Stored dataset items
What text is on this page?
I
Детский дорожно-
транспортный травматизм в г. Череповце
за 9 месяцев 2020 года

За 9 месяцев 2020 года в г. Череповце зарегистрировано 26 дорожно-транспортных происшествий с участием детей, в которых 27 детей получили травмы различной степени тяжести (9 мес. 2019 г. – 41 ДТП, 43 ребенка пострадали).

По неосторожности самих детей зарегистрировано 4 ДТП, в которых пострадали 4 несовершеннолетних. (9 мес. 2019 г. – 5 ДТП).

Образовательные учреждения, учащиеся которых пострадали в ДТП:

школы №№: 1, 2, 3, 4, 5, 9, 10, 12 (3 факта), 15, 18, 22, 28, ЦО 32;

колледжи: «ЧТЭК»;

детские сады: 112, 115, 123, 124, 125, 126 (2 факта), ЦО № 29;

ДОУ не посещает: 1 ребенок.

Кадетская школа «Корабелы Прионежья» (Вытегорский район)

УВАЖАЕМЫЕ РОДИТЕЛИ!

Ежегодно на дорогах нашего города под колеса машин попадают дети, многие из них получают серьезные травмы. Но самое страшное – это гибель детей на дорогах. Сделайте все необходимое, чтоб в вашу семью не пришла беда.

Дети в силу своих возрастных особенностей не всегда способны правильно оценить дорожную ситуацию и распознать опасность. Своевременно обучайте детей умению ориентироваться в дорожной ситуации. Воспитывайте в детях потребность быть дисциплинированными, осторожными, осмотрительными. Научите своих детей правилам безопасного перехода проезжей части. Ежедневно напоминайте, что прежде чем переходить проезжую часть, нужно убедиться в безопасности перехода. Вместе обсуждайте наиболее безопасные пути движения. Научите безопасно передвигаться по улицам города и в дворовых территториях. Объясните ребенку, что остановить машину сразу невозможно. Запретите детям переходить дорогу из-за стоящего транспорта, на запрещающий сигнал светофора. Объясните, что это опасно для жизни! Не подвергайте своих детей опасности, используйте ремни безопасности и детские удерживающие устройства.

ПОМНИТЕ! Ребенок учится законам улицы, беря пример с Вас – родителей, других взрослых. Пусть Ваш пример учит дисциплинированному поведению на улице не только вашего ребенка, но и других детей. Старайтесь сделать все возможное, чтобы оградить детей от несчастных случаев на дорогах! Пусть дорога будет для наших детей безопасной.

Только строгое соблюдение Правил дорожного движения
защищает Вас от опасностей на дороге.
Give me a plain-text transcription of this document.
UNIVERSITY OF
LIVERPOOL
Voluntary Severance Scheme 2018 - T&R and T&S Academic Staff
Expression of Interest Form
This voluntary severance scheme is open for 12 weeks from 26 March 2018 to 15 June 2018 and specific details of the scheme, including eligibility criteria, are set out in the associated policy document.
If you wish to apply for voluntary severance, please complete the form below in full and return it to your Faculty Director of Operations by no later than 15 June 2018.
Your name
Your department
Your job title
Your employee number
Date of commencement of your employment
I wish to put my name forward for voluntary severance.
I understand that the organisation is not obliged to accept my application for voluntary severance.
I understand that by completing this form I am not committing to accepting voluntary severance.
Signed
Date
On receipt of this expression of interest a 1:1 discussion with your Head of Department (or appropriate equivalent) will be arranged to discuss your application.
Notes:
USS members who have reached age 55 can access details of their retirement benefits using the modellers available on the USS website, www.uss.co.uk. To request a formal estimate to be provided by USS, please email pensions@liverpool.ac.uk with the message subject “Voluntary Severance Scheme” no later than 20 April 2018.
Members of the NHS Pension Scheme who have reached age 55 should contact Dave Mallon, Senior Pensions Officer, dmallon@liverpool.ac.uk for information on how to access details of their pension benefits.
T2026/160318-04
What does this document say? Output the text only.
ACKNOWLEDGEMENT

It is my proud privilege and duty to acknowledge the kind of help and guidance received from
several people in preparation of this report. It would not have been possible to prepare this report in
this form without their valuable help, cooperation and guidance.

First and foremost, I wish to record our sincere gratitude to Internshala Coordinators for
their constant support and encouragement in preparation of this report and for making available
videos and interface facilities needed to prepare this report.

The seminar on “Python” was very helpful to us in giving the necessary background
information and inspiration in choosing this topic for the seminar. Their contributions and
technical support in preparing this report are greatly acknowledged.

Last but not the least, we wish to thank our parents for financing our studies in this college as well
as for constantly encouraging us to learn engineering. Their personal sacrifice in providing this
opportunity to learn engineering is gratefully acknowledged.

* [Exercise task]:
Copy each line above where the string "wish" occurs.

* [Task response]:
If you wish to apply for voluntary severance, please complete the form below in full and return it to your Faculty Director of Operations by no later than 15 June 2018.
I wish to put my name forward for voluntary severance.
First and foremost, I wish to record our sincere gratitude to Internshala Coordinators for
Last but not the least, we wish to thank our parents for financing our studies in this college as well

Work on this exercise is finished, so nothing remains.